Identify the lines that contain the word "Internet", then copy them.
§
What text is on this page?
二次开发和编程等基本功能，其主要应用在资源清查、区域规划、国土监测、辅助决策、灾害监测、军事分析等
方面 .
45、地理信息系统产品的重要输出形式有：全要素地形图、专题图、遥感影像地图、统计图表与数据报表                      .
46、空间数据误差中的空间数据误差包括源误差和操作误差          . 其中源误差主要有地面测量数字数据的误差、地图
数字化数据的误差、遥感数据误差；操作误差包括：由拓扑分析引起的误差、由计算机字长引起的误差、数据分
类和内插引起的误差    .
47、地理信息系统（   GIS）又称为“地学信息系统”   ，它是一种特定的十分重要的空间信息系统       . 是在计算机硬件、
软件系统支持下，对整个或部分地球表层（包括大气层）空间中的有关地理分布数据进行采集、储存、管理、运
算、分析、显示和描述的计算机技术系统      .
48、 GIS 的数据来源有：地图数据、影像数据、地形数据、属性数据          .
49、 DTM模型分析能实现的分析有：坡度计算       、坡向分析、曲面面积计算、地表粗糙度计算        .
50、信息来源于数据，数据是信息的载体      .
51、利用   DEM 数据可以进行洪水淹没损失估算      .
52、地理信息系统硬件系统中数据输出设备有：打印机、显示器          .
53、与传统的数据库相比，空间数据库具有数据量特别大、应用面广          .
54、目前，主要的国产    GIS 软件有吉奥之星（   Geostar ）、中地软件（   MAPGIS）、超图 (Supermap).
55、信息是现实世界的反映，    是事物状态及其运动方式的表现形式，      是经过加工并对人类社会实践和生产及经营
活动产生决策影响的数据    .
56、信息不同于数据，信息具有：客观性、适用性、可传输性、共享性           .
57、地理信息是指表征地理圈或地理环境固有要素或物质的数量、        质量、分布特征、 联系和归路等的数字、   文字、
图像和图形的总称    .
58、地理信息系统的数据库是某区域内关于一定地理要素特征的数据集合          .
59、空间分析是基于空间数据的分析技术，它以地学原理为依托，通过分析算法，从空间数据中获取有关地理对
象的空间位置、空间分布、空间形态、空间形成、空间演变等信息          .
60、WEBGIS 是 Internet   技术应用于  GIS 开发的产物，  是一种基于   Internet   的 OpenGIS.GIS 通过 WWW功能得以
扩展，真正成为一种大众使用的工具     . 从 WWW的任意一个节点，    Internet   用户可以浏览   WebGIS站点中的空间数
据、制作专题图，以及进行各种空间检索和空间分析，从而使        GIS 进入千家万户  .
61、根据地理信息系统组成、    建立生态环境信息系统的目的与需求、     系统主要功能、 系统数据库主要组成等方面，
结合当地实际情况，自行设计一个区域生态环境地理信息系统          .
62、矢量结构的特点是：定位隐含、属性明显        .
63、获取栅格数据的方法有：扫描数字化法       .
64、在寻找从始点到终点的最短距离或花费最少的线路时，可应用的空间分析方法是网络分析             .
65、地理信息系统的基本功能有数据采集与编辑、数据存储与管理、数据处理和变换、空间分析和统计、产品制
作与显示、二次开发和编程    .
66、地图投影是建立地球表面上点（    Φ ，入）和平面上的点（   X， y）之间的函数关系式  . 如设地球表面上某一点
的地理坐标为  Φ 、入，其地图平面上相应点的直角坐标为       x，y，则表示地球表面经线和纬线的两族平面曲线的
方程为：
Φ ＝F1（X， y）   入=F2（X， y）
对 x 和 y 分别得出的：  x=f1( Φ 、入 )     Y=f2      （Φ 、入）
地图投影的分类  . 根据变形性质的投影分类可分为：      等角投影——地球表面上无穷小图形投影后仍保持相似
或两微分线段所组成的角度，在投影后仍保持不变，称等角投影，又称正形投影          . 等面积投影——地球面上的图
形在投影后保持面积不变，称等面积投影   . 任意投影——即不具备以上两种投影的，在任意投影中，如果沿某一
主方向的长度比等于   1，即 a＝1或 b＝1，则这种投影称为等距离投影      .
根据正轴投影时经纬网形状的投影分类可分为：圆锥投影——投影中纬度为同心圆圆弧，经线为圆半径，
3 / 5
§
* **FINAL RESULT**
60、WEBGIS 是 Internet   技术应用于  GIS 开发的产物，  是一种基于   Internet   的 OpenGIS.GIS 通过 WWW功能得以
扩展，真正成为一种大众使用的工具     . 从 WWW的任意一个节点，    Internet   用户可以浏览   WebGIS站点中的空间数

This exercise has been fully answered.